### WHAT TO DO
Locate each line holding the string "Atom" and copy it.

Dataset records
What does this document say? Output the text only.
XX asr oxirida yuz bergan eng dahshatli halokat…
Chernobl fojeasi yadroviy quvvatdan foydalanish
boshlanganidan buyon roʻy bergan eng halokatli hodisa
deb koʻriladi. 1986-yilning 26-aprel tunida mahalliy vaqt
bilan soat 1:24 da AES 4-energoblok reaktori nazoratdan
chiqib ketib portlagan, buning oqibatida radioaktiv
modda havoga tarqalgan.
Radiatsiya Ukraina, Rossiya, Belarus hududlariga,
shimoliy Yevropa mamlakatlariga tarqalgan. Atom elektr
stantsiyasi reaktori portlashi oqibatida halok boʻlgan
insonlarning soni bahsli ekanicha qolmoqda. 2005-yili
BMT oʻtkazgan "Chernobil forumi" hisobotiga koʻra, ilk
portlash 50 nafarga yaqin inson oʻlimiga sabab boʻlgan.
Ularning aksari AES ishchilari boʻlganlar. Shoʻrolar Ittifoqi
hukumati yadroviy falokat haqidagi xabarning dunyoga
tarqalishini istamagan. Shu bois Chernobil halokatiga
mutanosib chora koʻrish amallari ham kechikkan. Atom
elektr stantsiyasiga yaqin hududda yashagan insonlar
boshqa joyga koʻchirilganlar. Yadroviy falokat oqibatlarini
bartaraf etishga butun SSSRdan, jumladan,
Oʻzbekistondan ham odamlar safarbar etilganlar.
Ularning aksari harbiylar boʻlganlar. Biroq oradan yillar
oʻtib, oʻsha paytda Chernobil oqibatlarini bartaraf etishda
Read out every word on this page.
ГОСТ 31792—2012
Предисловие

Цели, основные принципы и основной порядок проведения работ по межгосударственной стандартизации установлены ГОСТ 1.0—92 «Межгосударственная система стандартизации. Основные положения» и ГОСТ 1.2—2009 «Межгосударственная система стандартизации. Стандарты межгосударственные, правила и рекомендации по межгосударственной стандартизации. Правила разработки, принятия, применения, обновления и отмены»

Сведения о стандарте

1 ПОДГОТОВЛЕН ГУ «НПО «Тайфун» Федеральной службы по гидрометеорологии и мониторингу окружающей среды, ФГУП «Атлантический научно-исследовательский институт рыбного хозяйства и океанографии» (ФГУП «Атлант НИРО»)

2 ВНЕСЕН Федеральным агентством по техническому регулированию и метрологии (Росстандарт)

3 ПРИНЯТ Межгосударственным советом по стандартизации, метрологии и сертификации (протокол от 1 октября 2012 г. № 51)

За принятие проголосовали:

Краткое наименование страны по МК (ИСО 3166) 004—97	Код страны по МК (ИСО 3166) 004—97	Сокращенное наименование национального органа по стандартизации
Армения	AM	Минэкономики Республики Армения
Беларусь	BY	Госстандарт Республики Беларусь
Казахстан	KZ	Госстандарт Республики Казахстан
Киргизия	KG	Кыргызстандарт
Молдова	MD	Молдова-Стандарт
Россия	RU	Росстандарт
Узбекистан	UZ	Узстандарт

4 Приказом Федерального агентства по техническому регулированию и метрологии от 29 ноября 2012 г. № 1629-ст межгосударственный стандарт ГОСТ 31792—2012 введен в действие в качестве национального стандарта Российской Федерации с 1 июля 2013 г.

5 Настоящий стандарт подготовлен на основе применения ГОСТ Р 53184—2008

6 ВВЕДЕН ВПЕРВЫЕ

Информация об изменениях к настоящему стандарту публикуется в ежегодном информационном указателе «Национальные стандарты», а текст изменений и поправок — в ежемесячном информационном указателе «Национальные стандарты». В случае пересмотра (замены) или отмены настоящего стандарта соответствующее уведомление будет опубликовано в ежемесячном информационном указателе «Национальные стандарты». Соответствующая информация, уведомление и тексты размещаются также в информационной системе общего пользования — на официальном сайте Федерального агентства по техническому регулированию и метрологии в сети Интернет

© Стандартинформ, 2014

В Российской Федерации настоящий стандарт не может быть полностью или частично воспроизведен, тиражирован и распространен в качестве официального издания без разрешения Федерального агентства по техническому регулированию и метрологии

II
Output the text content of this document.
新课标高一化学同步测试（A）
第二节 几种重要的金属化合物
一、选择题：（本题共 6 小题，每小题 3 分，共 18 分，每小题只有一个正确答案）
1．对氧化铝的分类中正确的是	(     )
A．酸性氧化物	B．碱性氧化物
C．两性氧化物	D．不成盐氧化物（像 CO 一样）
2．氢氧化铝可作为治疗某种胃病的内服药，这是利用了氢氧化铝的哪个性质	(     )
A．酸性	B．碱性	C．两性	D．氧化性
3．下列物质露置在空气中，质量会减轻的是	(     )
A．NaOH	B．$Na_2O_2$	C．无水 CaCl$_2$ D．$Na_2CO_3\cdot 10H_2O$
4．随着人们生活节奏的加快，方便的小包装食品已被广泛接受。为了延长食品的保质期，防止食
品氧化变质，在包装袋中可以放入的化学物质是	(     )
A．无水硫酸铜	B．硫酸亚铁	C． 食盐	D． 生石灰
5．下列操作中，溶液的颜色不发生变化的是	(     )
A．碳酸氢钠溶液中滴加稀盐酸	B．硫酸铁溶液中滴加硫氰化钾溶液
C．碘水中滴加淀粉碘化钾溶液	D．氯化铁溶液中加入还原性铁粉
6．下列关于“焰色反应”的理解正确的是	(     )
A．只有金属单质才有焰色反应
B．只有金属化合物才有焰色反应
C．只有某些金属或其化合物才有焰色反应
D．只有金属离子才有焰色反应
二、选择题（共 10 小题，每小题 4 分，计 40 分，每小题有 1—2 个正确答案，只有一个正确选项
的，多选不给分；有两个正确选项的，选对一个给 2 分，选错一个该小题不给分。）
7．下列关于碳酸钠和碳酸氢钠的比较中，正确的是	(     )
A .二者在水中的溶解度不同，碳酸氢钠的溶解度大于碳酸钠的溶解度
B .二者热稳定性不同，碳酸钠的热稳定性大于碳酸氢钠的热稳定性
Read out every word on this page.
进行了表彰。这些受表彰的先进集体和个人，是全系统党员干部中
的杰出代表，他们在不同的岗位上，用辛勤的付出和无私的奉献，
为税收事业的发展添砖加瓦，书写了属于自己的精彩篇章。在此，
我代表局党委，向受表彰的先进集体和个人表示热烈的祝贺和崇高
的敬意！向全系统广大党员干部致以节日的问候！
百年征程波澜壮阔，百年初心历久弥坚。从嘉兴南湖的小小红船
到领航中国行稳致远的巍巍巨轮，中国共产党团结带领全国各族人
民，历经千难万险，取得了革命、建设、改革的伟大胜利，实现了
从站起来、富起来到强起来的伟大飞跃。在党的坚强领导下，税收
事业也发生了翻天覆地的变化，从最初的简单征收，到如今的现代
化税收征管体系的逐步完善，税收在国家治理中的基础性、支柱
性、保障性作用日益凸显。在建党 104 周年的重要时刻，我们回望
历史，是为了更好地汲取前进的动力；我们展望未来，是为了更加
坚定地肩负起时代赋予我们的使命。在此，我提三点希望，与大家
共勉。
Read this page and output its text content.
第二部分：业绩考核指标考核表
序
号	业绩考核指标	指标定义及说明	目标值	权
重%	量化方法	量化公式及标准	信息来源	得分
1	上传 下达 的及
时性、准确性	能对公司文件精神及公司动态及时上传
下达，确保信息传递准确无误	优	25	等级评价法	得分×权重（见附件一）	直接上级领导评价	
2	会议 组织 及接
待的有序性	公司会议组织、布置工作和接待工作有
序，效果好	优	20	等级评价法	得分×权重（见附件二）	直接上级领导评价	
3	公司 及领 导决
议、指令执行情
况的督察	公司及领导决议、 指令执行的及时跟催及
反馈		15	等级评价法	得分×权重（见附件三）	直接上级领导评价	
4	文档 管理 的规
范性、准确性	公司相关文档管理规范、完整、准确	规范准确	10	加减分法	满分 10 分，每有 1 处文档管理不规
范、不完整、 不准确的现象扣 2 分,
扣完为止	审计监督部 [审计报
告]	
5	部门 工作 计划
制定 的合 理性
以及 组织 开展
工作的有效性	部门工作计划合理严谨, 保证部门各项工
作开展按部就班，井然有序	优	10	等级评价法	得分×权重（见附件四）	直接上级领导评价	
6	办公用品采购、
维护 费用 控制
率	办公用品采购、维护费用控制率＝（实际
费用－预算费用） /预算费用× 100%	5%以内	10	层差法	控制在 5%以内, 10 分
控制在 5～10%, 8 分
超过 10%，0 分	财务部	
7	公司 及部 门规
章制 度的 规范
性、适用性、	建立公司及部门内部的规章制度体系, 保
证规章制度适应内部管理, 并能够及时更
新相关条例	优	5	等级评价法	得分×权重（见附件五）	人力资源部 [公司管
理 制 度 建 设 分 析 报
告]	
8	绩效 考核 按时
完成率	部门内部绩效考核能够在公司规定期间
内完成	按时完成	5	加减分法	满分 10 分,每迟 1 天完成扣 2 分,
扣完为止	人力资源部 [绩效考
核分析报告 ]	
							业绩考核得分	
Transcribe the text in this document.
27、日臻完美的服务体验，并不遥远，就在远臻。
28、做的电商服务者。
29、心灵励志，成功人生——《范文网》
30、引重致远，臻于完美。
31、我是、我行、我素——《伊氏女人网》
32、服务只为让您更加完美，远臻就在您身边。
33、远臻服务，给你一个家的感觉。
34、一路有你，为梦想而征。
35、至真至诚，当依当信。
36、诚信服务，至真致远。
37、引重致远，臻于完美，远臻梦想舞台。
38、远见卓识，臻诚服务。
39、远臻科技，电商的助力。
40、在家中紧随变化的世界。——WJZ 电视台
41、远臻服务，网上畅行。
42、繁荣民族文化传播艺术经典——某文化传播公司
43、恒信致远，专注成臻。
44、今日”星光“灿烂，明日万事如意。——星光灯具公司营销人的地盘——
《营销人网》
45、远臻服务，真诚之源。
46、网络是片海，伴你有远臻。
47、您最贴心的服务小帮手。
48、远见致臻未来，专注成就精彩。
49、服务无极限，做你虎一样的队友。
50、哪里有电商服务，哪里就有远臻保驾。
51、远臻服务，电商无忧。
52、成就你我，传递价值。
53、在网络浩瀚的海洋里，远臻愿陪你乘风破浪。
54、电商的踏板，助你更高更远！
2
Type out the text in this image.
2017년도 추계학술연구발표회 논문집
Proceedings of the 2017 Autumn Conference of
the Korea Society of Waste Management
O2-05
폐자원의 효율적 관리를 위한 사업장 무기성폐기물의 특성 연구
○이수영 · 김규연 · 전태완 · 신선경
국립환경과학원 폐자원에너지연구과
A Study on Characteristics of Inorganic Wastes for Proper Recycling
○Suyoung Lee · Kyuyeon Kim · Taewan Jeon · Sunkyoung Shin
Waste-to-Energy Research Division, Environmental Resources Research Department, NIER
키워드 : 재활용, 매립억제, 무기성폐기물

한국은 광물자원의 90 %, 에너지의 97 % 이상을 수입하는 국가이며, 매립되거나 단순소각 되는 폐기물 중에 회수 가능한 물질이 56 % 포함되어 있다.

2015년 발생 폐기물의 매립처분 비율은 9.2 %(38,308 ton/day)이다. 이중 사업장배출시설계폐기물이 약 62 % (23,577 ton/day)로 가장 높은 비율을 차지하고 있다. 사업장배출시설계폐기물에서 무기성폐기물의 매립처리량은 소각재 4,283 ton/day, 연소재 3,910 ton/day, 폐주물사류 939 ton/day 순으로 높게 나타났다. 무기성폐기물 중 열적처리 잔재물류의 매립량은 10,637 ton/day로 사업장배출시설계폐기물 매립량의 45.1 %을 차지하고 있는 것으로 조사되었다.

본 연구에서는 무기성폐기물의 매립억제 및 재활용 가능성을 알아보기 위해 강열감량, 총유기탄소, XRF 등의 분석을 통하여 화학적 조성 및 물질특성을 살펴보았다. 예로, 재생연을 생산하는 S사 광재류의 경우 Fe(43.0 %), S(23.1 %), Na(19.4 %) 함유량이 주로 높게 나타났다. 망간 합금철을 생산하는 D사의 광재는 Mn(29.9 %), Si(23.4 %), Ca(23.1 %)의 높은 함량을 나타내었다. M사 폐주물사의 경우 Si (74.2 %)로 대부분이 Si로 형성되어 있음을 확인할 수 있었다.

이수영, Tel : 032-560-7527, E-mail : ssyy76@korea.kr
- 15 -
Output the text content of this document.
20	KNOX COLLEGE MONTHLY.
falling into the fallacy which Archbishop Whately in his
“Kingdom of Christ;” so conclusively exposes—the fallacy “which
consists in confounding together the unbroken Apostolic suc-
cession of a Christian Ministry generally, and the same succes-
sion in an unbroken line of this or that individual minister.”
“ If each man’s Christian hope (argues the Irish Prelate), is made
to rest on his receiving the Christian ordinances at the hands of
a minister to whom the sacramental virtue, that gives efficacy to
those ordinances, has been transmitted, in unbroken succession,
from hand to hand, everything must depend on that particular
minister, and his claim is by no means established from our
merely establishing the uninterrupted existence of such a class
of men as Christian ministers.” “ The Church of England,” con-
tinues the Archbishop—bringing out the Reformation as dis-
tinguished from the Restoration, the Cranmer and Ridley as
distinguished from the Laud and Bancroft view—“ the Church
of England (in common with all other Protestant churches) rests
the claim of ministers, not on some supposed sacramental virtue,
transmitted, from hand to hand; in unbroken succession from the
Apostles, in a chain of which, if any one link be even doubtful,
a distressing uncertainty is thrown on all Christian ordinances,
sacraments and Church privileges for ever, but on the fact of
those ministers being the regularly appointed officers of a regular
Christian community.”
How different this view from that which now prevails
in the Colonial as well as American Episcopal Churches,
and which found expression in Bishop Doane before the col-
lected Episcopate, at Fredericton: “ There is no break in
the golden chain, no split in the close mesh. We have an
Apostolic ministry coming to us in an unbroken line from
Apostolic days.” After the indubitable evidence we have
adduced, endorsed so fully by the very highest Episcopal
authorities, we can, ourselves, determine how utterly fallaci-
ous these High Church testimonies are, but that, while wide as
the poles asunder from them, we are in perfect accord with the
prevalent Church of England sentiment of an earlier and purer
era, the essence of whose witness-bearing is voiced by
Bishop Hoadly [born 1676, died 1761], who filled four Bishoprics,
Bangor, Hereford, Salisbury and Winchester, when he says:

### CORRECT RESULT
shimoliy Yevropa mamlakatlariga tarqalgan. Atom elektr
mutanosib chora koʻrish amallari ham kechikkan. Atom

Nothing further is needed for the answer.